→ **PROBLEM DETAILS**: Provide an exact transcription of all the records.

* begin *

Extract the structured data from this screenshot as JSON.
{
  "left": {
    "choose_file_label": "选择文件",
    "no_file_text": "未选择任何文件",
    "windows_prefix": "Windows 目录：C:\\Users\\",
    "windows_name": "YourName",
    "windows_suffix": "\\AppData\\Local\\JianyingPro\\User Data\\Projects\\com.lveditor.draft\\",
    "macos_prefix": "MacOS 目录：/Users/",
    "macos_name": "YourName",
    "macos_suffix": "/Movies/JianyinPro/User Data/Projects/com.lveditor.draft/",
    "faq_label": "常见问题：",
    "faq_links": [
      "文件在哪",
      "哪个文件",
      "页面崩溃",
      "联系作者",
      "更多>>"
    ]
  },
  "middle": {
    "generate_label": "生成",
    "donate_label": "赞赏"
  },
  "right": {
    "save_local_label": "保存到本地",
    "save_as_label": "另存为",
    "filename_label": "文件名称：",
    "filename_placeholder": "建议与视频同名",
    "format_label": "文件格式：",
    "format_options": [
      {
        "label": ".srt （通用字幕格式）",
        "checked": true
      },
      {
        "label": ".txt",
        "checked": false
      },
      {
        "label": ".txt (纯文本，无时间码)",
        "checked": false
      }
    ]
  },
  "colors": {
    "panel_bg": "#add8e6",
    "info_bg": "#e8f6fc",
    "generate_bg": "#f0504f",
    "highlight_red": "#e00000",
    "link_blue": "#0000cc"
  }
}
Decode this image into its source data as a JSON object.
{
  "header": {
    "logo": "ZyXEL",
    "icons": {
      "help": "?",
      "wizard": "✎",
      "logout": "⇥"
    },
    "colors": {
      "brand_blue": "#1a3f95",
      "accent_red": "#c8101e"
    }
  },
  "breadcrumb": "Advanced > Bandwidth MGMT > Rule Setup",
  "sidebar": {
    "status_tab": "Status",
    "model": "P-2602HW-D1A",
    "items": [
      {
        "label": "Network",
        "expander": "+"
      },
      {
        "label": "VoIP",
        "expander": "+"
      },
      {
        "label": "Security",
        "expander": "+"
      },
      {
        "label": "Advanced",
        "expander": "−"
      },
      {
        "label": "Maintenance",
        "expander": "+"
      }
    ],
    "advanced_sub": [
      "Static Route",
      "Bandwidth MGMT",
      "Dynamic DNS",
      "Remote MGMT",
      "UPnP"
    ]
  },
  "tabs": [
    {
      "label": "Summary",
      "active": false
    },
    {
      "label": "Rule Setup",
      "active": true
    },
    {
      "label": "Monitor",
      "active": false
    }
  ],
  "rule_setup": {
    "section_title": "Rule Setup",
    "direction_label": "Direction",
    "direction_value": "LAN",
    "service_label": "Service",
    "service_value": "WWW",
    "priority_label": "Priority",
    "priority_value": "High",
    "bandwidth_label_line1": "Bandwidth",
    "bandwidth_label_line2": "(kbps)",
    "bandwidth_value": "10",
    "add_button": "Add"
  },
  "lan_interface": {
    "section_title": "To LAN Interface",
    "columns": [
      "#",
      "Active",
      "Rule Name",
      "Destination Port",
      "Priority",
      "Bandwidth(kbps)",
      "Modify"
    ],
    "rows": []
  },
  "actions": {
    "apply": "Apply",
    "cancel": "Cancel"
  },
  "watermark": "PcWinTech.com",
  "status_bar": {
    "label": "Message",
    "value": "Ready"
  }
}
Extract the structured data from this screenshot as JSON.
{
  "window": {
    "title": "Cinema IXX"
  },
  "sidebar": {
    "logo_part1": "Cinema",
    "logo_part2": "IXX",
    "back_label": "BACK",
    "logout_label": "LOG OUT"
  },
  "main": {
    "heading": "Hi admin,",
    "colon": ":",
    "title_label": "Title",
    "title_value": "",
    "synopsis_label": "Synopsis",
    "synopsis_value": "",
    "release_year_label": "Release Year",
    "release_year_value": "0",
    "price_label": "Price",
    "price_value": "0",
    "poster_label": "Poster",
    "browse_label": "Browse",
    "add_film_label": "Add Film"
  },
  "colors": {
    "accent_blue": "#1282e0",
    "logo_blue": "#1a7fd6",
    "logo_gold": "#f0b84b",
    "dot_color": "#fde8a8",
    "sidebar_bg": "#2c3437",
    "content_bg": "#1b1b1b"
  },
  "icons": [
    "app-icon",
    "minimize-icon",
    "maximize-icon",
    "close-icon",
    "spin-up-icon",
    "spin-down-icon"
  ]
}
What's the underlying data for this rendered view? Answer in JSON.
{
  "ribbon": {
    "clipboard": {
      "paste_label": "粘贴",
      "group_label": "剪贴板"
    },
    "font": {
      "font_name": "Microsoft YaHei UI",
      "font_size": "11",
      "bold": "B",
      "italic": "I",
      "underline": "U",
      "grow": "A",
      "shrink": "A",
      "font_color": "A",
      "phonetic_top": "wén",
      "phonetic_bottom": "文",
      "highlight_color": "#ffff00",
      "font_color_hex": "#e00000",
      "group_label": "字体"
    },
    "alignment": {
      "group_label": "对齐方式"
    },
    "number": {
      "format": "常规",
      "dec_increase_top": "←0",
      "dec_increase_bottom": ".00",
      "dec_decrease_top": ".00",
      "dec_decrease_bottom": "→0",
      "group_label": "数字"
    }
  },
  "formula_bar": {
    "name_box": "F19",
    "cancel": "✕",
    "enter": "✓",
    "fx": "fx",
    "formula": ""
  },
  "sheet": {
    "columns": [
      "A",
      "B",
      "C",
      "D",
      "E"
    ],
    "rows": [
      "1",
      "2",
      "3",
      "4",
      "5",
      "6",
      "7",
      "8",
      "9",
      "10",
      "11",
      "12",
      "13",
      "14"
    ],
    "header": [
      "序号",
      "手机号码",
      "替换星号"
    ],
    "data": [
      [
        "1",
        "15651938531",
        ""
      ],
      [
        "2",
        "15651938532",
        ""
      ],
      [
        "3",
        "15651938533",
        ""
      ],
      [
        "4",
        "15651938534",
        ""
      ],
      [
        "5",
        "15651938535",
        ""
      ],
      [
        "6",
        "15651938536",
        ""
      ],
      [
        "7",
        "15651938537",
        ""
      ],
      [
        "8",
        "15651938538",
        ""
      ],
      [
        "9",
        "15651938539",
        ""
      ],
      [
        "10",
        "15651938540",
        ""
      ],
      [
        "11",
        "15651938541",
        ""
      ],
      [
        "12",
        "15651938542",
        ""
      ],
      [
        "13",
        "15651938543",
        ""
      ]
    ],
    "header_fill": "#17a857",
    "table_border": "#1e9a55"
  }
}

* end *

→ **ANSWER TO THIS TASK**:
Extract the structured data from this screenshot as JSON.
{
  "left": {
    "choose_file_label": "选择文件",
    "no_file_text": "未选择任何文件",
    "windows_prefix": "Windows 目录：C:\\Users\\",
    "windows_name": "YourName",
    "windows_suffix": "\\AppData\\Local\\JianyingPro\\User Data\\Projects\\com.lveditor.draft\\",
    "macos_prefix": "MacOS 目录：/Users/",
    "macos_name": "YourName",
    "macos_suffix": "/Movies/JianyinPro/User Data/Projects/com.lveditor.draft/",
    "faq_label": "常见问题：",
    "faq_links": [
      "文件在哪",
      "哪个文件",
      "页面崩溃",
      "联系作者",
      "更多>>"
    ]
  },
  "middle": {
    "generate_label": "生成",
    "donate_label": "赞赏"
  },
  "right": {
    "save_local_label": "保存到本地",
    "save_as_label": "另存为",
    "filename_label": "文件名称：",
    "filename_placeholder": "建议与视频同名",
    "format_label": "文件格式：",
    "format_options": [
      {
        "label": ".srt （通用字幕格式）",
        "checked": true
      },
      {
        "label": ".txt",
        "checked": false
      },
      {
        "label": ".txt (纯文本，无时间码)",
        "checked": false
      }
    ]
  },
  "colors": {
    "panel_bg": "#add8e6",
    "info_bg": "#e8f6fc",
    "generate_bg": "#f0504f",
    "highlight_red": "#e00000",
    "link_blue": "#0000cc"
  }
}
Decode this image into its source data as a JSON object.
{
  "header": {
    "logo": "ZyXEL",
    "icons": {
      "help": "?",
      "wizard": "✎",
      "logout": "⇥"
    },
    "colors": {
      "brand_blue": "#1a3f95",
      "accent_red": "#c8101e"
    }
  },
  "breadcrumb": "Advanced > Bandwidth MGMT > Rule Setup",
  "sidebar": {
    "status_tab": "Status",
    "model": "P-2602HW-D1A",
    "items": [
      {
        "label": "Network",
        "expander": "+"
      },
      {
        "label": "VoIP",
        "expander": "+"
      },
      {
        "label": "Security",
        "expander": "+"
      },
      {
        "label": "Advanced",
        "expander": "−"
      },
      {
        "label": "Maintenance",
        "expander": "+"
      }
    ],
    "advanced_sub": [
      "Static Route",
      "Bandwidth MGMT",
      "Dynamic DNS",
      "Remote MGMT",
      "UPnP"
    ]
  },
  "tabs": [
    {
      "label": "Summary",
      "active": false
    },
    {
      "label": "Rule Setup",
      "active": true
    },
    {
      "label": "Monitor",
      "active": false
    }
  ],
  "rule_setup": {
    "section_title": "Rule Setup",
    "direction_label": "Direction",
    "direction_value": "LAN",
    "service_label": "Service",
    "service_value": "WWW",
    "priority_label": "Priority",
    "priority_value": "High",
    "bandwidth_label_line1": "Bandwidth",
    "bandwidth_label_line2": "(kbps)",
    "bandwidth_value": "10",
    "add_button": "Add"
  },
  "lan_interface": {
    "section_title": "To LAN Interface",
    "columns": [
      "#",
      "Active",
      "Rule Name",
      "Destination Port",
      "Priority",
      "Bandwidth(kbps)",
      "Modify"
    ],
    "rows": []
  },
  "actions": {
    "apply": "Apply",
    "cancel": "Cancel"
  },
  "watermark": "PcWinTech.com",
  "status_bar": {
    "label": "Message",
    "value": "Ready"
  }
}
Extract the structured data from this screenshot as JSON.
{
  "window": {
    "title": "Cinema IXX"
  },
  "sidebar": {
    "logo_part1": "Cinema",
    "logo_part2": "IXX",
    "back_label": "BACK",
    "logout_label": "LOG OUT"
  },
  "main": {
    "heading": "Hi admin,",
    "colon": ":",
    "title_label": "Title",
    "title_value": "",
    "synopsis_label": "Synopsis",
    "synopsis_value": "",
    "release_year_label": "Release Year",
    "release_year_value": "0",
    "price_label": "Price",
    "price_value": "0",
    "poster_label": "Poster",
    "browse_label": "Browse",
    "add_film_label": "Add Film"
  },
  "colors": {
    "accent_blue": "#1282e0",
    "logo_blue": "#1a7fd6",
    "logo_gold": "#f0b84b",
    "dot_color": "#fde8a8",
    "sidebar_bg": "#2c3437",
    "content_bg": "#1b1b1b"
  },
  "icons": [
    "app-icon",
    "minimize-icon",
    "maximize-icon",
    "close-icon",
    "spin-up-icon",
    "spin-down-icon"
  ]
}
What's the underlying data for this rendered view? Answer in JSON.
{
  "ribbon": {
    "clipboard": {
      "paste_label": "粘贴",
      "group_label": "剪贴板"
    },
    "font": {
      "font_name": "Microsoft YaHei UI",
      "font_size": "11",
      "bold": "B",
      "italic": "I",
      "underline": "U",
      "grow": "A",
      "shrink": "A",
      "font_color": "A",
      "phonetic_top": "wén",
      "phonetic_bottom": "文",
      "highlight_color": "#ffff00",
      "font_color_hex": "#e00000",
      "group_label": "字体"
    },
    "alignment": {
      "group_label": "对齐方式"
    },
    "number": {
      "format": "常规",
      "dec_increase_top": "←0",
      "dec_increase_bottom": ".00",
      "dec_decrease_top": ".00",
      "dec_decrease_bottom": "→0",
      "group_label": "数字"
    }
  },
  "formula_bar": {
    "name_box": "F19",
    "cancel": "✕",
    "enter": "✓",
    "fx": "fx",
    "formula": ""
  },
  "sheet": {
    "columns": [
      "A",
      "B",
      "C",
      "D",
      "E"
    ],
    "rows": [
      "1",
      "2",
      "3",
      "4",
      "5",
      "6",
      "7",
      "8",
      "9",
      "10",
      "11",
      "12",
      "13",
      "14"
    ],
    "header": [
      "序号",
      "手机号码",
      "替换星号"
    ],
    "data": [
      [
        "1",
        "15651938531",
        ""
      ],
      [
        "2",
        "15651938532",
        ""
      ],
      [
        "3",
        "15651938533",
        ""
      ],
      [
        "4",
        "15651938534",
        ""
      ],
      [
        "5",
        "15651938535",
        ""
      ],
      [
        "6",
        "15651938536",
        ""
      ],
      [
        "7",
        "15651938537",
        ""
      ],
      [
        "8",
        "15651938538",
        ""
      ],
      [
        "9",
        "15651938539",
        ""
      ],
      [
        "10",
        "15651938540",
        ""
      ],
      [
        "11",
        "15651938541",
        ""
      ],
      [
        "12",
        "15651938542",
        ""
      ],
      [
        "13",
        "15651938543",
        ""
      ]
    ],
    "header_fill": "#17a857",
    "table_border": "#1e9a55"
  }
}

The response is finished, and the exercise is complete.